EXERCISE INPUT:
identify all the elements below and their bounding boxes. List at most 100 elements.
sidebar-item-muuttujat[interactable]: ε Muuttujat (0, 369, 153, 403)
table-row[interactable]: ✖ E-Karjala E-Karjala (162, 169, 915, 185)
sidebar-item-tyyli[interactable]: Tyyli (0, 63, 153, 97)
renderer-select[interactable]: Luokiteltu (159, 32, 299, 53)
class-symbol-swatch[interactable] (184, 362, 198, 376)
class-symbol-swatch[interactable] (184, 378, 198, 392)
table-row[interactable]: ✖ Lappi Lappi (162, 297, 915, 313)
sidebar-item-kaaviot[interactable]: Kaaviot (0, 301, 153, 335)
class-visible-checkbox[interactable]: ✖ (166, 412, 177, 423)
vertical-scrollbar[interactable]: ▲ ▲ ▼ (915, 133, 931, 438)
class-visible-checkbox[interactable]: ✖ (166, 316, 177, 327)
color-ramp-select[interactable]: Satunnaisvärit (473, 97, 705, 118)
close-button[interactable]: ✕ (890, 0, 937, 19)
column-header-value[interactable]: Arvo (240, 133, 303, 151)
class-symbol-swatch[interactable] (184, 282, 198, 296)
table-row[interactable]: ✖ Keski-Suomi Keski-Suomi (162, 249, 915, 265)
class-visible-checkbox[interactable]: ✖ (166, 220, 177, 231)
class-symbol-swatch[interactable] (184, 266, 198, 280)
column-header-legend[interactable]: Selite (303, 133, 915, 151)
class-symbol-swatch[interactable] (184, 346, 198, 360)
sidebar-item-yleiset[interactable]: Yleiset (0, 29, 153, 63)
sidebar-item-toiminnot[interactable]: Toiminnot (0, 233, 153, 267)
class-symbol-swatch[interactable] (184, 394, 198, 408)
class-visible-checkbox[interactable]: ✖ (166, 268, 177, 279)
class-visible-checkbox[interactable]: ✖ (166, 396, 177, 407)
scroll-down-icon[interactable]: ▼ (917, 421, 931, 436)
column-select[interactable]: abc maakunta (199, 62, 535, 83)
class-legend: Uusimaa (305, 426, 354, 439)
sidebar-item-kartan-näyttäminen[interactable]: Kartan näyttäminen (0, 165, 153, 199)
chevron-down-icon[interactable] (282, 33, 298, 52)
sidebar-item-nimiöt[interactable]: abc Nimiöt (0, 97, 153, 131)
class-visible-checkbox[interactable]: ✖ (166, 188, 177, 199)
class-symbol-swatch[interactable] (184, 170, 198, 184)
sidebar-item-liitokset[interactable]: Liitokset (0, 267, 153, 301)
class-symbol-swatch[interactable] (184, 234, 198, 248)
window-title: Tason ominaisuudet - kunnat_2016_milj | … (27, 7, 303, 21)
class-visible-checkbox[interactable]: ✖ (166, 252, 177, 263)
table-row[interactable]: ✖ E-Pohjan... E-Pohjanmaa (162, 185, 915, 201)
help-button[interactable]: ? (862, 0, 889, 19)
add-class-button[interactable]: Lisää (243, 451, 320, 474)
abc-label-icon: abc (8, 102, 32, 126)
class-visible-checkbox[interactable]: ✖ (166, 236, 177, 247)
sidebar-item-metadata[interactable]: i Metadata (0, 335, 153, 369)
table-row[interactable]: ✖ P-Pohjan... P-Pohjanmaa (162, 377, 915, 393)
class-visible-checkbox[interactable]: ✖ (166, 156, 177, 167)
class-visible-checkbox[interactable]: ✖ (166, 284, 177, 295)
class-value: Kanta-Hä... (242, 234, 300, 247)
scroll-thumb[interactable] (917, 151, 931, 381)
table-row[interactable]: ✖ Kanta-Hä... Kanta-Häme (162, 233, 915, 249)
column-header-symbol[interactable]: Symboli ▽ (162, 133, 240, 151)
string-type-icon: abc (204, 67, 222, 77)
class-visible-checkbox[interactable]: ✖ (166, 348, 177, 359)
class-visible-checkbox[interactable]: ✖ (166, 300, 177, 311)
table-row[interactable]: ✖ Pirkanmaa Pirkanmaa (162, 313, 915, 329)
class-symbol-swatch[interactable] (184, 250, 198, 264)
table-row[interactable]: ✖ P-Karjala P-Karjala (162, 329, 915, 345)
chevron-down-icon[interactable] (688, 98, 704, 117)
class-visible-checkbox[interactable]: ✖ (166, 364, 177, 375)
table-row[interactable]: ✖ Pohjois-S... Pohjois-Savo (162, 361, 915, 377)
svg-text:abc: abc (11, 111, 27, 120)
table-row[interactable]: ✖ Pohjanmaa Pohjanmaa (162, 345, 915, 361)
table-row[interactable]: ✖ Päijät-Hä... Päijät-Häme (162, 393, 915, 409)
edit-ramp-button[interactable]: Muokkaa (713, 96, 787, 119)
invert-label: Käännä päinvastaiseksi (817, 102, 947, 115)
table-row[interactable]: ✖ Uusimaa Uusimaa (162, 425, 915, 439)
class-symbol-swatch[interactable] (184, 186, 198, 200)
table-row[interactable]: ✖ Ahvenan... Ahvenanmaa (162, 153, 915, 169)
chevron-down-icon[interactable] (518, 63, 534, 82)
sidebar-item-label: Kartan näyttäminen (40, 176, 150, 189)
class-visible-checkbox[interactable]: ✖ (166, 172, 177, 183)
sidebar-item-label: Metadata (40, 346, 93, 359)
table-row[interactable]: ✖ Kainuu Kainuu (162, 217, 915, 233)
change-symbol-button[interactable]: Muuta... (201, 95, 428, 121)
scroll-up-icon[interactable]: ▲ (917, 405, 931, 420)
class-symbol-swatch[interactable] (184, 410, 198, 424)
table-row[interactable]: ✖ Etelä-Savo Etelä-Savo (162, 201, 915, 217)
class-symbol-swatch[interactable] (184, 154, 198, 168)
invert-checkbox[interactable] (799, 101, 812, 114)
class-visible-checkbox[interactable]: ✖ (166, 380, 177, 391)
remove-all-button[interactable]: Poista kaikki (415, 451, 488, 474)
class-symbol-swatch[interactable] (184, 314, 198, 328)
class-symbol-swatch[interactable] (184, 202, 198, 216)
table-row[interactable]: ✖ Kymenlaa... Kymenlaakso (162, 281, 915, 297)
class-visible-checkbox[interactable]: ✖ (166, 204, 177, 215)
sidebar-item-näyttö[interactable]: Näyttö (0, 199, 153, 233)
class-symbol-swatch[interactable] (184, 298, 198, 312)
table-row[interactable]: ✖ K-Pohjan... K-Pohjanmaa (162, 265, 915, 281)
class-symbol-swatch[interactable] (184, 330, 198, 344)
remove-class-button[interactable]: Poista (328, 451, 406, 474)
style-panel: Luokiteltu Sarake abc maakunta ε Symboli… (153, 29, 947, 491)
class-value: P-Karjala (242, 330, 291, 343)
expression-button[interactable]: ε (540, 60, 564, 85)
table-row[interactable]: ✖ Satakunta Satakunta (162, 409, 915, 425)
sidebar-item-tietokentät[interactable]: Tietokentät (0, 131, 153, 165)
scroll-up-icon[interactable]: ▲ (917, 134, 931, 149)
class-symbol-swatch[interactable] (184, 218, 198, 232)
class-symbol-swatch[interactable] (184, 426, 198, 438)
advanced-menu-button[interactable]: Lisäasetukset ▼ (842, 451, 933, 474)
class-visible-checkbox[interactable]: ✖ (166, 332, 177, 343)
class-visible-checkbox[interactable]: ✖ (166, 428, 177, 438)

TO DO: Copy the records above word for word, keeping every line unchanged.

RESULT FOR THIS EXERCISE:
identify all the elements below and their bounding boxes. List at most 100 elements.
sidebar-item-muuttujat[interactable]: ε Muuttujat (0, 369, 153, 403)
table-row[interactable]: ✖ E-Karjala E-Karjala (162, 169, 915, 185)
sidebar-item-tyyli[interactable]: Tyyli (0, 63, 153, 97)
renderer-select[interactable]: Luokiteltu (159, 32, 299, 53)
class-symbol-swatch[interactable] (184, 362, 198, 376)
class-symbol-swatch[interactable] (184, 378, 198, 392)
table-row[interactable]: ✖ Lappi Lappi (162, 297, 915, 313)
sidebar-item-kaaviot[interactable]: Kaaviot (0, 301, 153, 335)
class-visible-checkbox[interactable]: ✖ (166, 412, 177, 423)
vertical-scrollbar[interactable]: ▲ ▲ ▼ (915, 133, 931, 438)
class-visible-checkbox[interactable]: ✖ (166, 316, 177, 327)
color-ramp-select[interactable]: Satunnaisvärit (473, 97, 705, 118)
close-button[interactable]: ✕ (890, 0, 937, 19)
column-header-value[interactable]: Arvo (240, 133, 303, 151)
class-symbol-swatch[interactable] (184, 282, 198, 296)
table-row[interactable]: ✖ Keski-Suomi Keski-Suomi (162, 249, 915, 265)
class-visible-checkbox[interactable]: ✖ (166, 220, 177, 231)
class-symbol-swatch[interactable] (184, 266, 198, 280)
column-header-legend[interactable]: Selite (303, 133, 915, 151)
class-symbol-swatch[interactable] (184, 346, 198, 360)
sidebar-item-yleiset[interactable]: Yleiset (0, 29, 153, 63)
sidebar-item-toiminnot[interactable]: Toiminnot (0, 233, 153, 267)
class-symbol-swatch[interactable] (184, 394, 198, 408)
class-visible-checkbox[interactable]: ✖ (166, 268, 177, 279)
class-visible-checkbox[interactable]: ✖ (166, 396, 177, 407)
scroll-down-icon[interactable]: ▼ (917, 421, 931, 436)
column-select[interactable]: abc maakunta (199, 62, 535, 83)
class-legend: Uusimaa (305, 426, 354, 439)
sidebar-item-kartan-näyttäminen[interactable]: Kartan näyttäminen (0, 165, 153, 199)
chevron-down-icon[interactable] (282, 33, 298, 52)
sidebar-item-nimiöt[interactable]: abc Nimiöt (0, 97, 153, 131)
class-visible-checkbox[interactable]: ✖ (166, 188, 177, 199)
class-symbol-swatch[interactable] (184, 170, 198, 184)
sidebar-item-liitokset[interactable]: Liitokset (0, 267, 153, 301)
class-symbol-swatch[interactable] (184, 234, 198, 248)
window-title: Tason ominaisuudet - kunnat_2016_milj | … (27, 7, 303, 21)
class-visible-checkbox[interactable]: ✖ (166, 252, 177, 263)
table-row[interactable]: ✖ E-Pohjan... E-Pohjanmaa (162, 185, 915, 201)
help-button[interactable]: ? (862, 0, 889, 19)
add-class-button[interactable]: Lisää (243, 451, 320, 474)
abc-label-icon: abc (8, 102, 32, 126)
class-visible-checkbox[interactable]: ✖ (166, 236, 177, 247)
sidebar-item-metadata[interactable]: i Metadata (0, 335, 153, 369)
table-row[interactable]: ✖ P-Pohjan... P-Pohjanmaa (162, 377, 915, 393)
class-visible-checkbox[interactable]: ✖ (166, 156, 177, 167)
class-visible-checkbox[interactable]: ✖ (166, 284, 177, 295)
class-value: Kanta-Hä... (242, 234, 300, 247)
scroll-thumb[interactable] (917, 151, 931, 381)
table-row[interactable]: ✖ Kanta-Hä... Kanta-Häme (162, 233, 915, 249)
column-header-symbol[interactable]: Symboli ▽ (162, 133, 240, 151)
string-type-icon: abc (204, 67, 222, 77)
class-visible-checkbox[interactable]: ✖ (166, 348, 177, 359)
class-visible-checkbox[interactable]: ✖ (166, 300, 177, 311)
table-row[interactable]: ✖ Pirkanmaa Pirkanmaa (162, 313, 915, 329)
class-symbol-swatch[interactable] (184, 250, 198, 264)
table-row[interactable]: ✖ P-Karjala P-Karjala (162, 329, 915, 345)
chevron-down-icon[interactable] (688, 98, 704, 117)
class-visible-checkbox[interactable]: ✖ (166, 364, 177, 375)
table-row[interactable]: ✖ Pohjois-S... Pohjois-Savo (162, 361, 915, 377)
svg-text:abc: abc (11, 111, 27, 120)
table-row[interactable]: ✖ Pohjanmaa Pohjanmaa (162, 345, 915, 361)
table-row[interactable]: ✖ Päijät-Hä... Päijät-Häme (162, 393, 915, 409)
edit-ramp-button[interactable]: Muokkaa (713, 96, 787, 119)
invert-label: Käännä päinvastaiseksi (817, 102, 947, 115)
table-row[interactable]: ✖ Uusimaa Uusimaa (162, 425, 915, 439)
class-symbol-swatch[interactable] (184, 186, 198, 200)
table-row[interactable]: ✖ Ahvenan... Ahvenanmaa (162, 153, 915, 169)
chevron-down-icon[interactable] (518, 63, 534, 82)
sidebar-item-label: Kartan näyttäminen (40, 176, 150, 189)
class-visible-checkbox[interactable]: ✖ (166, 172, 177, 183)
sidebar-item-label: Metadata (40, 346, 93, 359)
table-row[interactable]: ✖ Kainuu Kainuu (162, 217, 915, 233)
change-symbol-button[interactable]: Muuta... (201, 95, 428, 121)
scroll-up-icon[interactable]: ▲ (917, 405, 931, 420)
class-symbol-swatch[interactable] (184, 410, 198, 424)
table-row[interactable]: ✖ Etelä-Savo Etelä-Savo (162, 201, 915, 217)
class-symbol-swatch[interactable] (184, 154, 198, 168)
invert-checkbox[interactable] (799, 101, 812, 114)
class-visible-checkbox[interactable]: ✖ (166, 380, 177, 391)
remove-all-button[interactable]: Poista kaikki (415, 451, 488, 474)
class-symbol-swatch[interactable] (184, 314, 198, 328)
class-symbol-swatch[interactable] (184, 202, 198, 216)
table-row[interactable]: ✖ Kymenlaa... Kymenlaakso (162, 281, 915, 297)
class-visible-checkbox[interactable]: ✖ (166, 204, 177, 215)
sidebar-item-näyttö[interactable]: Näyttö (0, 199, 153, 233)
class-symbol-swatch[interactable] (184, 298, 198, 312)
table-row[interactable]: ✖ K-Pohjan... K-Pohjanmaa (162, 265, 915, 281)
class-symbol-swatch[interactable] (184, 330, 198, 344)
remove-class-button[interactable]: Poista (328, 451, 406, 474)
style-panel: Luokiteltu Sarake abc maakunta ε Symboli… (153, 29, 947, 491)
class-value: P-Karjala (242, 330, 291, 343)
expression-button[interactable]: ε (540, 60, 564, 85)
table-row[interactable]: ✖ Satakunta Satakunta (162, 409, 915, 425)
sidebar-item-tietokentät[interactable]: Tietokentät (0, 131, 153, 165)
scroll-up-icon[interactable]: ▲ (917, 134, 931, 149)
class-symbol-swatch[interactable] (184, 218, 198, 232)
class-symbol-swatch[interactable] (184, 426, 198, 438)
advanced-menu-button[interactable]: Lisäasetukset ▼ (842, 451, 933, 474)
class-visible-checkbox[interactable]: ✖ (166, 332, 177, 343)
class-visible-checkbox[interactable]: ✖ (166, 428, 177, 438)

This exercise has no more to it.